### [İstenen]
Hata kültürü yazısında "VE BU ÖLÜMLERIN" ile başlayıp "yaptığı yere (…)" ile biten kısmı yeniden yaz, yalnızca "doktorlar" yerine "hekimler" koyarak değiştir.

### [Verilen metin]
Bizler bunu neden kabullenemiyoruz? Almanya’da, hastanelerde yılda 19000 insanın doktor hataları, yanlış tedavi sonucunda öldüğünü biliyor muydunuz?
VE BU ÖLÜMLERIN temelinde, kaynağında…
Çoğu zaman ekonomik gerekçelerin yattığını düşünebiliyor, hayal edebiliyor musunuz?
Evet, doktorlar artık ister hastanelerde olsun ister özel muayenehanelerinde kâr amaçlı çalışmak “zorunda”!!! Tabii ki kazanacaksın, tabii ki eğitimine, emeğine uygun bir maddi “mükâfatın” olacak…
Ama bu kâr amaçlı çalışma şekli günümüzde ayyuka çıkmıştır, zirve yapmış, odak noktası itibarıyla doruğa erişmiştir! Bu sahnelere Türkiye alışık olsa gerek, Almanya bu sahnelerle nispeten kısa bir süre önce tanışmaya başladı (Doğu ve Batı Almanya’nın birleşmesinden sonra özellikle). Ben kimsenin ahlak polisi, vicdanı değilim AMA bu konuya dikkat çekmek bir Atatürk milliyetçisi olarak görevim. Hatayı kabullenmek, hatalardan öğrenmek…
Geldik konunun bamteline, zurnanın zırt yaptığı yere (…)
Yönetimin güç kaybından kokması, koltuk davası! Ki burada yönetim ile kastım sadece ülke yönetimi değil mesela, aile büyüğü de olabilir örneğin. Hangimiz hata yaptığımızı öyle kolay kolay kabullenebiliyoruz ki? Evet, KORKU…
Tabiatın canlıyı “hayatta” tutma formül ve dürtüsü. Her tezin bir antitezi, her kutbun bir karşı kutbu olur. Hata kültürünün zıttı, iddia kültürüdür “kendi doğrunun gerçekten doğru olduğunu iddia etme kültürü” Bu olgu yani iddia etme kültürü supoptimal yani yetersiz, standart altı bir anlayış ve “sorun çözme” yöntemidir. Bireyin reşitliği, doğrusunun ve yanlışının ardında durabilme kapasitesi!

### [Veri kesiti]
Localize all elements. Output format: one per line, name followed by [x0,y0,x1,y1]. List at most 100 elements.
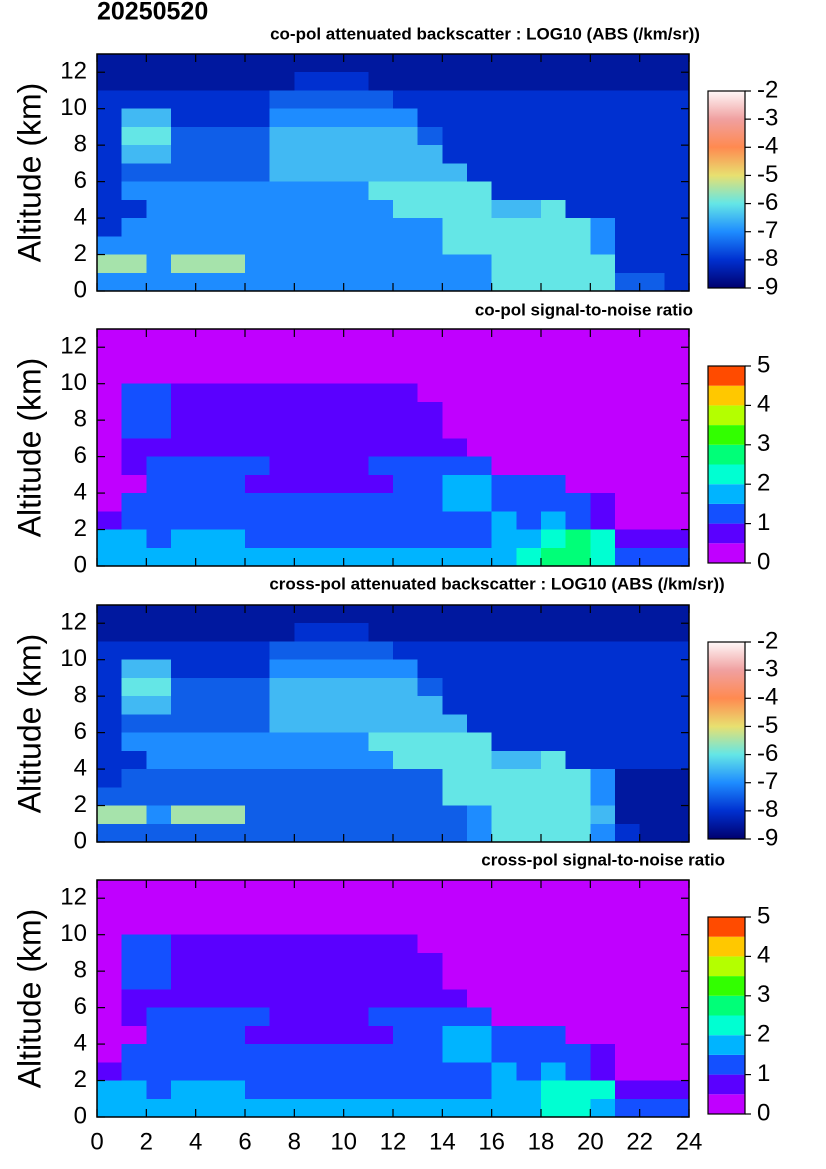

### [Çözüm]
VE BU ÖLÜMLERIN temelinde, kaynağında…
Çoğu zaman ekonomik gerekçelerin yattığını düşünebiliyor, hayal edebiliyor musunuz?
Evet, hekimler artık ister hastanelerde olsun ister özel muayenehanelerinde kâr amaçlı çalışmak “zorunda”!!! Tabii ki kazanacaksın, tabii ki eğitimine, emeğine uygun bir maddi “mükâfatın” olacak…
Ama bu kâr amaçlı çalışma şekli günümüzde ayyuka çıkmıştır, zirve yapmış, odak noktası itibarıyla doruğa erişmiştir! Bu sahnelere Türkiye alışık olsa gerek, Almanya bu sahnelerle nispeten kısa bir süre önce tanışmaya başladı (Doğu ve Batı Almanya’nın birleşmesinden sonra özellikle). Ben kimsenin ahlak polisi, vicdanı değilim AMA bu konuya dikkat çekmek bir Atatürk milliyetçisi olarak görevim. Hatayı kabullenmek, hatalardan öğrenmek…
Geldik konunun bamteline, zurnanın zırt yaptığı yere (…)